## BEGIN Input for this task

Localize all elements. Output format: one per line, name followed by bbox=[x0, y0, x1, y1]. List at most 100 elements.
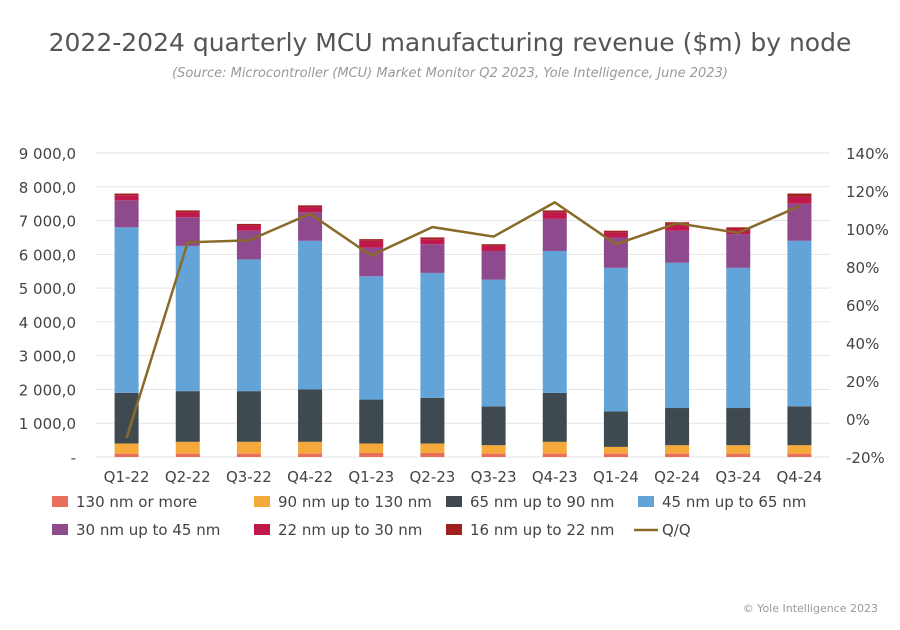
x-tick-label: Q4-23 bbox=[532, 468, 578, 486]
y-tick-label: 5 000,0 bbox=[19, 280, 76, 298]
y-tick-label: 8 000,0 bbox=[19, 179, 76, 197]
x-tick-label: Q3-24 bbox=[715, 468, 761, 486]
bar-segment bbox=[542, 212, 567, 219]
bar-segment bbox=[114, 453, 139, 457]
bar-segment bbox=[481, 279, 506, 407]
bar-segment bbox=[787, 196, 812, 204]
bar-segment bbox=[236, 453, 261, 457]
legend-swatch bbox=[638, 496, 654, 507]
bar-segment bbox=[787, 406, 812, 446]
y2-tick-label: -20% bbox=[846, 449, 885, 467]
y-tick-label: 2 000,0 bbox=[19, 381, 76, 399]
bar-segment bbox=[359, 399, 384, 444]
y-tick-label: - bbox=[71, 449, 76, 467]
bar-segment bbox=[603, 232, 628, 238]
x-tick-label: Q1-23 bbox=[348, 468, 394, 486]
bar-segment bbox=[542, 392, 567, 442]
bar-segment bbox=[603, 411, 628, 447]
y-tick-label: 4 000,0 bbox=[19, 314, 76, 332]
bar-segment bbox=[298, 207, 323, 213]
bar-segment bbox=[420, 237, 445, 240]
bar-segment bbox=[665, 262, 690, 409]
legend-swatch bbox=[52, 496, 68, 507]
legend-label: 30 nm up to 45 nm bbox=[76, 521, 220, 539]
bar-segment bbox=[603, 267, 628, 412]
bar-segment bbox=[481, 245, 506, 251]
legend-label: 45 nm up to 65 nm bbox=[662, 493, 806, 511]
bar-segment bbox=[726, 445, 751, 454]
bar-segment bbox=[236, 259, 261, 392]
bar-segment bbox=[114, 193, 139, 196]
legend-label: 16 nm up to 22 nm bbox=[470, 521, 614, 539]
y2-tick-label: 20% bbox=[846, 373, 879, 391]
y-tick-label: 3 000,0 bbox=[19, 348, 76, 366]
x-tick-label: Q1-24 bbox=[593, 468, 639, 486]
bar-segment bbox=[114, 195, 139, 201]
bar-segment bbox=[175, 441, 200, 454]
bar-segment bbox=[542, 210, 567, 213]
bar-segment bbox=[665, 445, 690, 454]
bar-segment bbox=[420, 244, 445, 273]
bar-segment bbox=[420, 452, 445, 457]
legend-label: 90 nm up to 130 nm bbox=[278, 493, 432, 511]
bar-segment bbox=[603, 230, 628, 233]
bar-segment bbox=[114, 227, 139, 393]
legend-label: 130 nm or more bbox=[76, 493, 197, 511]
x-tick-label: Q4-24 bbox=[776, 468, 822, 486]
y2-tick-label: 140% bbox=[846, 145, 889, 163]
y2-tick-label: 40% bbox=[846, 335, 879, 353]
bar-segment bbox=[665, 230, 690, 263]
bar-segment bbox=[665, 453, 690, 457]
bar-segment bbox=[298, 389, 323, 442]
legend-swatch bbox=[254, 524, 270, 535]
legend-swatch bbox=[52, 524, 68, 535]
y-tick-label: 6 000,0 bbox=[19, 246, 76, 264]
bar-segment bbox=[298, 240, 323, 390]
bar-segment bbox=[787, 445, 812, 454]
bar-segment bbox=[542, 453, 567, 457]
legend-label: Q/Q bbox=[662, 521, 691, 539]
y-tick-label: 9 000,0 bbox=[19, 145, 76, 163]
bar-segment bbox=[726, 453, 751, 457]
x-tick-label: Q3-23 bbox=[471, 468, 517, 486]
bar-segment bbox=[420, 239, 445, 245]
x-tick-label: Q2-23 bbox=[409, 468, 455, 486]
bar-segment bbox=[298, 453, 323, 457]
bar-segment bbox=[726, 267, 751, 409]
y2-tick-label: 100% bbox=[846, 221, 889, 239]
bar-segment bbox=[542, 218, 567, 251]
copyright: © Yole Intelligence 2023 bbox=[742, 602, 878, 615]
legend-swatch bbox=[254, 496, 270, 507]
bar-segment bbox=[359, 452, 384, 457]
y2-tick-label: 120% bbox=[846, 183, 889, 201]
bar-segment bbox=[603, 453, 628, 457]
bar-segment bbox=[236, 223, 261, 226]
bar-segment bbox=[114, 443, 139, 454]
bar-segment bbox=[236, 225, 261, 231]
bar-segment bbox=[236, 230, 261, 260]
x-tick-label: Q3-22 bbox=[226, 468, 272, 486]
x-tick-label: Q2-24 bbox=[654, 468, 700, 486]
bar-segment bbox=[726, 408, 751, 446]
bar-segment bbox=[236, 391, 261, 442]
bar-segment bbox=[481, 244, 506, 246]
bar-segment bbox=[665, 408, 690, 446]
bar-segment bbox=[787, 453, 812, 457]
bar-segment bbox=[787, 240, 812, 407]
bar-segment bbox=[175, 391, 200, 442]
bar-segment bbox=[236, 441, 261, 454]
chart-subtitle: (Source: Microcontroller (MCU) Market Mo… bbox=[172, 66, 728, 81]
bar-segment bbox=[481, 406, 506, 446]
bar-segment bbox=[603, 446, 628, 454]
bar-segment bbox=[481, 250, 506, 280]
bar-segment bbox=[298, 205, 323, 208]
bar-segment bbox=[542, 250, 567, 393]
x-tick-label: Q4-22 bbox=[287, 468, 333, 486]
x-tick-label: Q2-22 bbox=[165, 468, 211, 486]
bar-segment bbox=[665, 223, 690, 231]
qq-line bbox=[125, 200, 800, 439]
legend-label: 22 nm up to 30 nm bbox=[278, 521, 422, 539]
y2-tick-label: 60% bbox=[846, 297, 879, 315]
bar-segment bbox=[420, 272, 445, 398]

## END Input for this task

- _What is required_
Can you reproduce all of the material above word for word, leaving out the pictures?

- _Completed task_
Localize all elements. Output format: one per line, name followed by bbox=[x0, y0, x1, y1]. List at most 100 elements.
x-tick-label: Q4-23 bbox=[532, 468, 578, 486]
y-tick-label: 5 000,0 bbox=[19, 280, 76, 298]
y-tick-label: 8 000,0 bbox=[19, 179, 76, 197]
x-tick-label: Q3-24 bbox=[715, 468, 761, 486]
bar-segment bbox=[542, 212, 567, 219]
bar-segment bbox=[114, 453, 139, 457]
bar-segment bbox=[481, 279, 506, 407]
bar-segment bbox=[787, 196, 812, 204]
bar-segment bbox=[236, 453, 261, 457]
legend-swatch bbox=[638, 496, 654, 507]
bar-segment bbox=[787, 406, 812, 446]
y2-tick-label: -20% bbox=[846, 449, 885, 467]
y-tick-label: 2 000,0 bbox=[19, 381, 76, 399]
bar-segment bbox=[359, 399, 384, 444]
y-tick-label: - bbox=[71, 449, 76, 467]
bar-segment bbox=[603, 232, 628, 238]
x-tick-label: Q1-23 bbox=[348, 468, 394, 486]
bar-segment bbox=[542, 392, 567, 442]
bar-segment bbox=[603, 411, 628, 447]
y-tick-label: 4 000,0 bbox=[19, 314, 76, 332]
bar-segment bbox=[298, 207, 323, 213]
bar-segment bbox=[420, 237, 445, 240]
bar-segment bbox=[665, 262, 690, 409]
legend-swatch bbox=[52, 496, 68, 507]
legend-label: 30 nm up to 45 nm bbox=[76, 521, 220, 539]
bar-segment bbox=[603, 267, 628, 412]
bar-segment bbox=[481, 245, 506, 251]
legend-label: 45 nm up to 65 nm bbox=[662, 493, 806, 511]
bar-segment bbox=[726, 445, 751, 454]
bar-segment bbox=[236, 259, 261, 392]
bar-segment bbox=[114, 193, 139, 196]
legend-label: 16 nm up to 22 nm bbox=[470, 521, 614, 539]
y2-tick-label: 20% bbox=[846, 373, 879, 391]
y-tick-label: 3 000,0 bbox=[19, 348, 76, 366]
x-tick-label: Q1-24 bbox=[593, 468, 639, 486]
bar-segment bbox=[114, 195, 139, 201]
bar-segment bbox=[175, 441, 200, 454]
bar-segment bbox=[542, 210, 567, 213]
bar-segment bbox=[665, 445, 690, 454]
bar-segment bbox=[420, 244, 445, 273]
bar-segment bbox=[420, 452, 445, 457]
legend-label: 90 nm up to 130 nm bbox=[278, 493, 432, 511]
bar-segment bbox=[603, 230, 628, 233]
bar-segment bbox=[114, 227, 139, 393]
legend-label: 130 nm or more bbox=[76, 493, 197, 511]
x-tick-label: Q4-24 bbox=[776, 468, 822, 486]
y2-tick-label: 140% bbox=[846, 145, 889, 163]
y2-tick-label: 40% bbox=[846, 335, 879, 353]
bar-segment bbox=[665, 230, 690, 263]
bar-segment bbox=[665, 453, 690, 457]
bar-segment bbox=[298, 389, 323, 442]
legend-swatch bbox=[254, 524, 270, 535]
legend-swatch bbox=[52, 524, 68, 535]
y-tick-label: 6 000,0 bbox=[19, 246, 76, 264]
bar-segment bbox=[298, 240, 323, 390]
bar-segment bbox=[787, 445, 812, 454]
bar-segment bbox=[542, 453, 567, 457]
legend-label: Q/Q bbox=[662, 521, 691, 539]
y-tick-label: 9 000,0 bbox=[19, 145, 76, 163]
bar-segment bbox=[726, 453, 751, 457]
x-tick-label: Q3-23 bbox=[471, 468, 517, 486]
bar-segment bbox=[420, 239, 445, 245]
x-tick-label: Q2-23 bbox=[409, 468, 455, 486]
bar-segment bbox=[298, 453, 323, 457]
bar-segment bbox=[726, 267, 751, 409]
y2-tick-label: 100% bbox=[846, 221, 889, 239]
bar-segment bbox=[542, 218, 567, 251]
copyright: © Yole Intelligence 2023 bbox=[742, 602, 878, 615]
legend-swatch bbox=[254, 496, 270, 507]
bar-segment bbox=[359, 452, 384, 457]
y2-tick-label: 120% bbox=[846, 183, 889, 201]
bar-segment bbox=[603, 453, 628, 457]
bar-segment bbox=[236, 223, 261, 226]
bar-segment bbox=[114, 443, 139, 454]
bar-segment bbox=[236, 225, 261, 231]
bar-segment bbox=[236, 230, 261, 260]
x-tick-label: Q3-22 bbox=[226, 468, 272, 486]
x-tick-label: Q2-24 bbox=[654, 468, 700, 486]
bar-segment bbox=[726, 408, 751, 446]
bar-segment bbox=[236, 391, 261, 442]
bar-segment bbox=[481, 244, 506, 246]
bar-segment bbox=[665, 408, 690, 446]
bar-segment bbox=[787, 453, 812, 457]
bar-segment bbox=[787, 240, 812, 407]
bar-segment bbox=[175, 391, 200, 442]
bar-segment bbox=[236, 441, 261, 454]
chart-subtitle: (Source: Microcontroller (MCU) Market Mo… bbox=[172, 66, 728, 81]
bar-segment bbox=[481, 406, 506, 446]
bar-segment bbox=[603, 446, 628, 454]
bar-segment bbox=[481, 250, 506, 280]
bar-segment bbox=[298, 205, 323, 208]
bar-segment bbox=[542, 250, 567, 393]
x-tick-label: Q4-22 bbox=[287, 468, 333, 486]
x-tick-label: Q2-22 bbox=[165, 468, 211, 486]
bar-segment bbox=[665, 223, 690, 231]
qq-line bbox=[125, 200, 800, 439]
legend-label: 22 nm up to 30 nm bbox=[278, 521, 422, 539]
y2-tick-label: 60% bbox=[846, 297, 879, 315]
bar-segment bbox=[420, 272, 445, 398]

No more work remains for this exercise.